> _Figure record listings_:
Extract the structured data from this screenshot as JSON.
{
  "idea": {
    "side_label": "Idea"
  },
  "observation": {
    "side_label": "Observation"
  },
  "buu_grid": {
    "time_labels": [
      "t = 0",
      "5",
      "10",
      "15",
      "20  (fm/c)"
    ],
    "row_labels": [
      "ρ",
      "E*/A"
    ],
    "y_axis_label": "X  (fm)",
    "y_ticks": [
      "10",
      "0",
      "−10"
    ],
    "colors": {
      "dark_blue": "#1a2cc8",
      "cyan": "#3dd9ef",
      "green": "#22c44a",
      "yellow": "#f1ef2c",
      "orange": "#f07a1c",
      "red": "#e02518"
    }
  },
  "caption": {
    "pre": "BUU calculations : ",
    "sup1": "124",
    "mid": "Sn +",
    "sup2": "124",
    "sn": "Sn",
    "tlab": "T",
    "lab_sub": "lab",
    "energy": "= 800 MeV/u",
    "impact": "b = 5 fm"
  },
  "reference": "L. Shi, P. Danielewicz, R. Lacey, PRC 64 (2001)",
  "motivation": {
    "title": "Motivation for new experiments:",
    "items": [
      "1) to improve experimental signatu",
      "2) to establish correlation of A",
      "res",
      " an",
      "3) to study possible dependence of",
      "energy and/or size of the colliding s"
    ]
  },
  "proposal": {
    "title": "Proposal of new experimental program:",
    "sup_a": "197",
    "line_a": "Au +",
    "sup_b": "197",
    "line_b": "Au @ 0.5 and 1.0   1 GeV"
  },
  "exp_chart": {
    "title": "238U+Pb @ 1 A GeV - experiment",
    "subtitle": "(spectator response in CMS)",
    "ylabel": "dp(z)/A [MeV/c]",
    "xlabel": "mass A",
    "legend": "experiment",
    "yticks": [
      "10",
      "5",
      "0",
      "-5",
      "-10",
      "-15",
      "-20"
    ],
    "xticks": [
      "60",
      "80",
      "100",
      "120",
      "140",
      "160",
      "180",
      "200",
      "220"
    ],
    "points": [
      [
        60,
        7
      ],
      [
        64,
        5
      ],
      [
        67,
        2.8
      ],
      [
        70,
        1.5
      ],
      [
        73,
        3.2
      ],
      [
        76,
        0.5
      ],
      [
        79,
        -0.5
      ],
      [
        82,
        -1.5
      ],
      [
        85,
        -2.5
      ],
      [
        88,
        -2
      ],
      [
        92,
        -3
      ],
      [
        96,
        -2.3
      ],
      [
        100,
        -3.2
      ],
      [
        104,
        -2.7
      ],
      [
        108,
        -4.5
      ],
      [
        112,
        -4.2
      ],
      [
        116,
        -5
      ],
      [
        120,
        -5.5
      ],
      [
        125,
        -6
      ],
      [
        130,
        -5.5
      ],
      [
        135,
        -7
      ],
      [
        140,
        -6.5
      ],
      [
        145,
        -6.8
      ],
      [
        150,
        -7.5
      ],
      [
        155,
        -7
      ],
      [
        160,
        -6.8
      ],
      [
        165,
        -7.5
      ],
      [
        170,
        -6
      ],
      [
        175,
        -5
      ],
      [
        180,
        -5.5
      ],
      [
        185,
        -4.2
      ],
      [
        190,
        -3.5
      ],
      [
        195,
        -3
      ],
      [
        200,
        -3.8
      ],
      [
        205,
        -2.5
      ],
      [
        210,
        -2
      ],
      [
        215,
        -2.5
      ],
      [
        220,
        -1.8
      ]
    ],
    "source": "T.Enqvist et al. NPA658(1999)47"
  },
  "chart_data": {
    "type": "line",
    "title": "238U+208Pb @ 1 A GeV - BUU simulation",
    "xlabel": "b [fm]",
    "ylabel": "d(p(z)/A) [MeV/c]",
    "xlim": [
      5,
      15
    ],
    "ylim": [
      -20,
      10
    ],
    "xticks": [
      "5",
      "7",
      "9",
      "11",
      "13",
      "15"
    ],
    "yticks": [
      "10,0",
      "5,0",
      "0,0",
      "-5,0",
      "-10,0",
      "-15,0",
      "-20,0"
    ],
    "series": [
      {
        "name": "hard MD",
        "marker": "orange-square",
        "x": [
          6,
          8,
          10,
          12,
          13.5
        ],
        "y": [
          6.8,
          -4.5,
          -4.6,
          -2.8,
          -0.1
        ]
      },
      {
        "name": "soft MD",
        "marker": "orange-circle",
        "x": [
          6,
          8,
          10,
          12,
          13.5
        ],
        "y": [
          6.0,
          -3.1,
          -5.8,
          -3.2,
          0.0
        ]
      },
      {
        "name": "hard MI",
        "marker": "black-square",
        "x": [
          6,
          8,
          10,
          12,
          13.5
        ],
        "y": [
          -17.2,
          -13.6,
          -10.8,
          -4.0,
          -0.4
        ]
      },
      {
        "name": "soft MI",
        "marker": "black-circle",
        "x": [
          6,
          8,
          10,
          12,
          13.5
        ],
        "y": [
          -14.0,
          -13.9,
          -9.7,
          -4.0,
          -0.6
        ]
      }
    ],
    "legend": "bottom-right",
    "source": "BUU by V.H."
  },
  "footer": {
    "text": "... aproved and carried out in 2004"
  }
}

> _Your instructions_: Find the word "orange" in the data and copy out each line where it turns up.

> _Response to this exercise_:
      "orange": "#f07a1c",
        "marker": "orange-square",
        "marker": "orange-circle",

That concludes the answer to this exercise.